Objective. Of all the lines in the records below, how many hold the word "ravail"? Give the number alone.

Data listing.
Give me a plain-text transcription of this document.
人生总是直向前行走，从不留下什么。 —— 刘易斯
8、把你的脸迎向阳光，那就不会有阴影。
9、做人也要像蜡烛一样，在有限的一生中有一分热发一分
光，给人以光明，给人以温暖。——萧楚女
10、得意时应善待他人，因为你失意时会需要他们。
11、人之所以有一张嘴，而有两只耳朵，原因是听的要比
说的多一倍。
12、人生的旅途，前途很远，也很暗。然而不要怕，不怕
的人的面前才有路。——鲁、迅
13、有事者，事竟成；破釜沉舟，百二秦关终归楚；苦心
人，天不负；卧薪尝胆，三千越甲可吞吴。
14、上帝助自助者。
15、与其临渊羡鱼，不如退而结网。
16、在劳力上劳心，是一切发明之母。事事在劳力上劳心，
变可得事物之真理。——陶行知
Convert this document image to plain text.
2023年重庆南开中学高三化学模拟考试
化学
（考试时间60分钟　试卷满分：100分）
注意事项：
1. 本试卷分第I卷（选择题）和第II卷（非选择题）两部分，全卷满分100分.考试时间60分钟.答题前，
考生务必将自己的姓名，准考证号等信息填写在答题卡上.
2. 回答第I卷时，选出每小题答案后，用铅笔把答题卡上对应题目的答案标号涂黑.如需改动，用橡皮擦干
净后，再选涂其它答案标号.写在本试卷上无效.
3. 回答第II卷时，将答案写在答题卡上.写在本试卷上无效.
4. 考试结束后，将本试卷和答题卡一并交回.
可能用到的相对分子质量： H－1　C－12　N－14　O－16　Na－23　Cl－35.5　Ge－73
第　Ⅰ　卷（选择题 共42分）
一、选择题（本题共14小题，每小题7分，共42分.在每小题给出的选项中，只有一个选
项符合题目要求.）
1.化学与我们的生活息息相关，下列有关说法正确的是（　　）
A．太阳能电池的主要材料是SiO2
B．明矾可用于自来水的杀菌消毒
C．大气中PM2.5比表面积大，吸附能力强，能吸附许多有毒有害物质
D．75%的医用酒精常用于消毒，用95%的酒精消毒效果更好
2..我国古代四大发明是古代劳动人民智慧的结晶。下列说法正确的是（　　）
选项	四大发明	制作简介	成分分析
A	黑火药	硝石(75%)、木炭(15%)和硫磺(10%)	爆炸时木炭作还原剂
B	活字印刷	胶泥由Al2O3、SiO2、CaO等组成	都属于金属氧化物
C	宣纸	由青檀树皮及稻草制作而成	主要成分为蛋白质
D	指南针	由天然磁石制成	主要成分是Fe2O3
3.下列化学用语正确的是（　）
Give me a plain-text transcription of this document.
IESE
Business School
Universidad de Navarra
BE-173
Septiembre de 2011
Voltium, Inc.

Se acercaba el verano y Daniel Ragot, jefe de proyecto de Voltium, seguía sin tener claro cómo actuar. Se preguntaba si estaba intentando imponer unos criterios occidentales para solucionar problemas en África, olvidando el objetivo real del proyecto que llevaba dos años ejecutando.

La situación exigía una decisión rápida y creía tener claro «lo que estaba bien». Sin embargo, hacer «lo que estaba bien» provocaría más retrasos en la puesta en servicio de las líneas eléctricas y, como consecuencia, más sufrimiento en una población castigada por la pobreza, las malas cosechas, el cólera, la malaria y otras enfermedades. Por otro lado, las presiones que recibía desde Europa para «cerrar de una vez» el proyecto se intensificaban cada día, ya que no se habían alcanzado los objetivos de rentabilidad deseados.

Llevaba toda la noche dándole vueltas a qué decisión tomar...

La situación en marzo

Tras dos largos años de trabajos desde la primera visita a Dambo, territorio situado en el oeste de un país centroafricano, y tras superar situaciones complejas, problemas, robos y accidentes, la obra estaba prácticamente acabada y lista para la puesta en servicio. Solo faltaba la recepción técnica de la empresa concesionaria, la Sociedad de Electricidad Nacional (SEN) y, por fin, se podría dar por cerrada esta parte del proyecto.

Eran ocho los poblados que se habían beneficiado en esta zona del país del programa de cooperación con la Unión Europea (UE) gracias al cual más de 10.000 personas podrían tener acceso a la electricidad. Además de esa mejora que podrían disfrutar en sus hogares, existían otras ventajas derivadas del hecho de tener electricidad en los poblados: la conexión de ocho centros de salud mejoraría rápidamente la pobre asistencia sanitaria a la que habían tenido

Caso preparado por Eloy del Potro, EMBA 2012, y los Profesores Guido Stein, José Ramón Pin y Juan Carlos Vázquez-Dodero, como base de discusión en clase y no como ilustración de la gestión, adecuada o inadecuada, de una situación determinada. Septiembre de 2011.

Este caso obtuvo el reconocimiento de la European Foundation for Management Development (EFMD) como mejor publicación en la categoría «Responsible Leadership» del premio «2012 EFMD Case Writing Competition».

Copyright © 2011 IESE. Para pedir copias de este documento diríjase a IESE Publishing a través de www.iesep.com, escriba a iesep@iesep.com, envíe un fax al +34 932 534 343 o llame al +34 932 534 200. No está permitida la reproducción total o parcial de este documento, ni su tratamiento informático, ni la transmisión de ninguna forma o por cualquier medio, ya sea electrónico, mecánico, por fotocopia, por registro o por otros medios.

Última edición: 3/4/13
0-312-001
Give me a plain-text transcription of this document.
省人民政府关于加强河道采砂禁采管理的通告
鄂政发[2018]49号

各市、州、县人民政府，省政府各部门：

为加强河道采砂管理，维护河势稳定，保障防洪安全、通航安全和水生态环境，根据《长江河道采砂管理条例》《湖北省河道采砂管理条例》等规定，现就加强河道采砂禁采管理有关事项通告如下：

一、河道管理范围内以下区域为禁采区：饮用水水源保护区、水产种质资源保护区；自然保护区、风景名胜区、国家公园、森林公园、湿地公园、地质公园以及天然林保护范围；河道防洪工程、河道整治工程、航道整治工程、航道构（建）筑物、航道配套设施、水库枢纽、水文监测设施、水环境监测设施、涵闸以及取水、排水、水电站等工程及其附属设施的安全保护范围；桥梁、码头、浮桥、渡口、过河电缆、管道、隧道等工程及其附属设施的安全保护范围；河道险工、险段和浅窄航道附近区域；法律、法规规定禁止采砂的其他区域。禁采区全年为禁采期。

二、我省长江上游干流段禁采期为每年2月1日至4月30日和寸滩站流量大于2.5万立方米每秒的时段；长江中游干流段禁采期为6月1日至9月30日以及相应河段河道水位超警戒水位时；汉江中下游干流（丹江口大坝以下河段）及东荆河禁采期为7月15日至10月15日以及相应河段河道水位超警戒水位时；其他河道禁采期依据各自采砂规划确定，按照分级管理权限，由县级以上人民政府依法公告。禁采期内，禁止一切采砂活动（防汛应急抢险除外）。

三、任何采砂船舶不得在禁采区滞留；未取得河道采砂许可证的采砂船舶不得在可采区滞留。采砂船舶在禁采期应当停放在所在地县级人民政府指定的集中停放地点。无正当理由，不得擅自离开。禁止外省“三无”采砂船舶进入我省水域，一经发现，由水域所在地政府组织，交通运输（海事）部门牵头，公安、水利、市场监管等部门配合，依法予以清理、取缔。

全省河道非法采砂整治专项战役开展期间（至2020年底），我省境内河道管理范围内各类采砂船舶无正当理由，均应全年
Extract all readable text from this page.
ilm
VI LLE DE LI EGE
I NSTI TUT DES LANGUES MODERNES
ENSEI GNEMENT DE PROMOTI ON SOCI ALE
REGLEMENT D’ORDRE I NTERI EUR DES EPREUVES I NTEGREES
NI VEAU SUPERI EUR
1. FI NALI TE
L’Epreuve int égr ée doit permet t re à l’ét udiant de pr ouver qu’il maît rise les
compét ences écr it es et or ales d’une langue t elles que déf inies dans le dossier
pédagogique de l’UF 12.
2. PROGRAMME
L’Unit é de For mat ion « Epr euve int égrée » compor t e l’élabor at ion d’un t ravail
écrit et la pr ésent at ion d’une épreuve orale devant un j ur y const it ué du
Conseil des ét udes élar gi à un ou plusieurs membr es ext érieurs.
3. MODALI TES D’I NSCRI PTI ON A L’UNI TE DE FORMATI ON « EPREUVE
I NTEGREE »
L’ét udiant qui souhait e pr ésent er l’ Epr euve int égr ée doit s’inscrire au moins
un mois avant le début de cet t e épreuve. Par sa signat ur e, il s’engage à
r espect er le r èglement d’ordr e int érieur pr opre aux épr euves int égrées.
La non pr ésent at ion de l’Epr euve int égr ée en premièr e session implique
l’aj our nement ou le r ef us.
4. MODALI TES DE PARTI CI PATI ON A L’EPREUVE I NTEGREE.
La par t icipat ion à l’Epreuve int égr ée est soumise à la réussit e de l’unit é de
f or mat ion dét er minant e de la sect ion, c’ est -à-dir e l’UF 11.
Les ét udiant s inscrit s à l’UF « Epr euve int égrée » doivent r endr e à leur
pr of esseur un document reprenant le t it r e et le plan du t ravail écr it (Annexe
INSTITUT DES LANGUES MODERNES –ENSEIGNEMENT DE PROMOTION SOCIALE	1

Reply. 2